**Given task:**
Which lines contain the string "الأعواض"? Please list every one of them.

**Stored records:**
--------------------------------

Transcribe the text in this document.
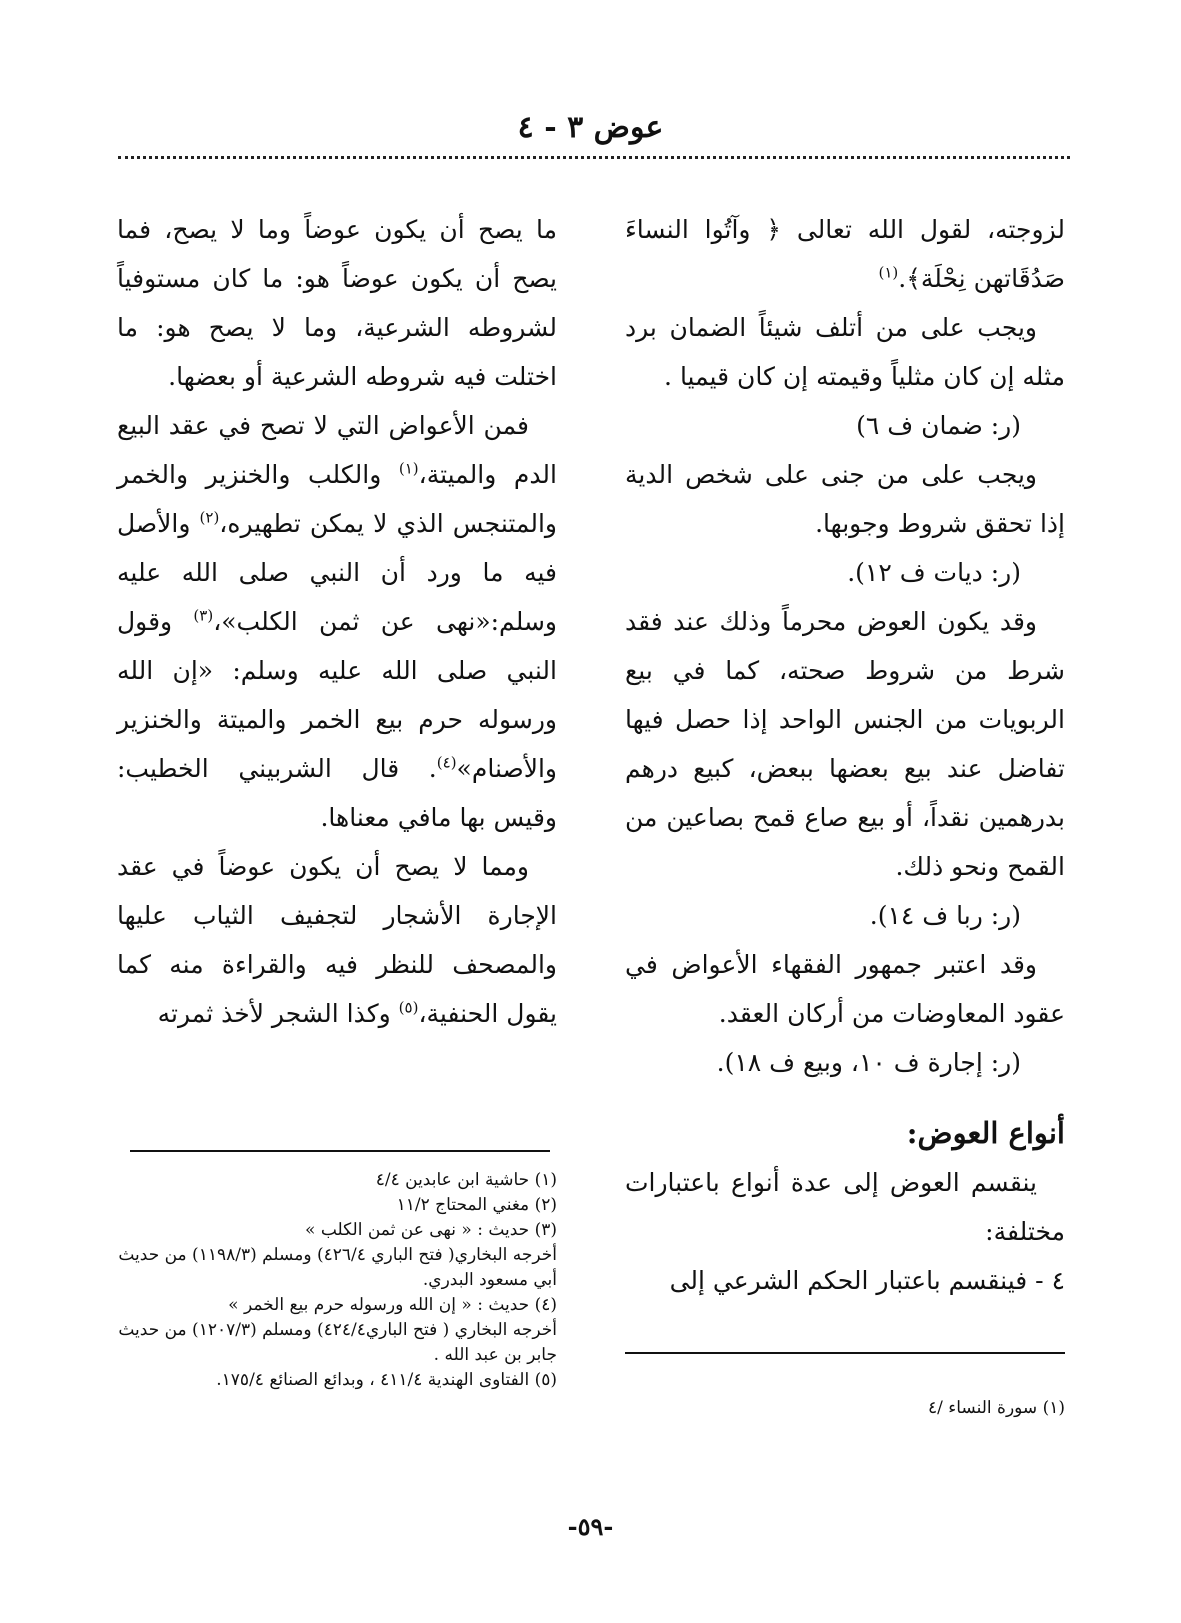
عوض ٣ - ٤

لزوجته، لقول الله تعالى ﴿ وآتُوا النساءَ صَدُقَاتهن نِحْلَة﴾.$^{(١)}$

ويجب على من أتلف شيئاً الضمان برد مثله إن كان مثلياً وقيمته إن كان قيميا .

(ر: ضمان ف ٦)

ويجب على من جنى على شخص الدية إذا تحقق شروط وجوبها.

(ر: ديات ف ١٢).

وقد يكون العوض محرماً وذلك عند فقد شرط من شروط صحته، كما في بيع الربويات من الجنس الواحد إذا حصل فيها تفاضل عند بيع بعضها ببعض، كبيع درهم بدرهمين نقداً، أو بيع صاع قمح بصاعين من القمح ونحو ذلك.

(ر: ربا ف ١٤).

وقد اعتبر جمهور الفقهاء الأعواض في عقود المعاوضات من أركان العقد.

(ر: إجارة ف ١٠، وبيع ف ١٨).

أنواع العوض:

ينقسم العوض إلى عدة أنواع باعتبارات مختلفة:

٤ - فينقسم باعتبار الحكم الشرعي إلى

ما يصح أن يكون عوضاً وما لا يصح، فما يصح أن يكون عوضاً هو: ما كان مستوفياً لشروطه الشرعية، وما لا يصح هو: ما اختلت فيه شروطه الشرعية أو بعضها.

فمن الأعواض التي لا تصح في عقد البيع الدم والميتة،$^{(١)}$ والكلب والخنزير والخمر والمتنجس الذي لا يمكن تطهيره،$^{(٢)}$ والأصل فيه ما ورد أن النبي صلى الله عليه وسلم:«نهى عن ثمن الكلب»،$^{(٣)}$ وقول النبي صلى الله عليه وسلم: «إن الله ورسوله حرم بيع الخمر والميتة والخنزير والأصنام»$^{(٤)}$. قال الشربيني الخطيب: وقيس بها مافي معناها.

ومما لا يصح أن يكون عوضاً في عقد الإجارة الأشجار لتجفيف الثياب عليها والمصحف للنظر فيه والقراءة منه كما يقول الحنفية،$^{(٥)}$ وكذا الشجر لأخذ ثمرته

(١) حاشية ابن عابدين ٤/٤
(٢) مغني المحتاج ١١/٢
(٣) حديث : « نهى عن ثمن الكلب »
أخرجه البخاري( فتح الباري ٤٢٦/٤) ومسلم (١١٩٨/٣) من حديث أبي مسعود البدري.
(٤) حديث : « إن الله ورسوله حرم بيع الخمر »
أخرجه البخاري ( فتح الباري٤٢٤/٤) ومسلم (١٢٠٧/٣) من حديث جابر بن عبد الله .
(٥) الفتاوى الهندية ٤١١/٤ ، وبدائع الصنائع ١٧٥/٤.
(١) سورة النساء /٤
-٥٩-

--------------------------------

**Solution to the exercise:**
وقد اعتبر جمهور الفقهاء الأعواض في عقود المعاوضات من أركان العقد.
فمن الأعواض التي لا تصح في عقد البيع الدم والميتة،$^{(١)}$ والكلب والخنزير والخمر والمتنجس الذي لا يمكن تطهيره،$^{(٢)}$ والأصل فيه ما ورد أن النبي صلى الله عليه وسلم:«نهى عن ثمن الكلب»،$^{(٣)}$ وقول النبي صلى الله عليه وسلم: «إن الله ورسوله حرم بيع الخمر والميتة والخنزير والأصنام»$^{(٤)}$. قال الشربيني الخطيب: وقيس بها مافي معناها.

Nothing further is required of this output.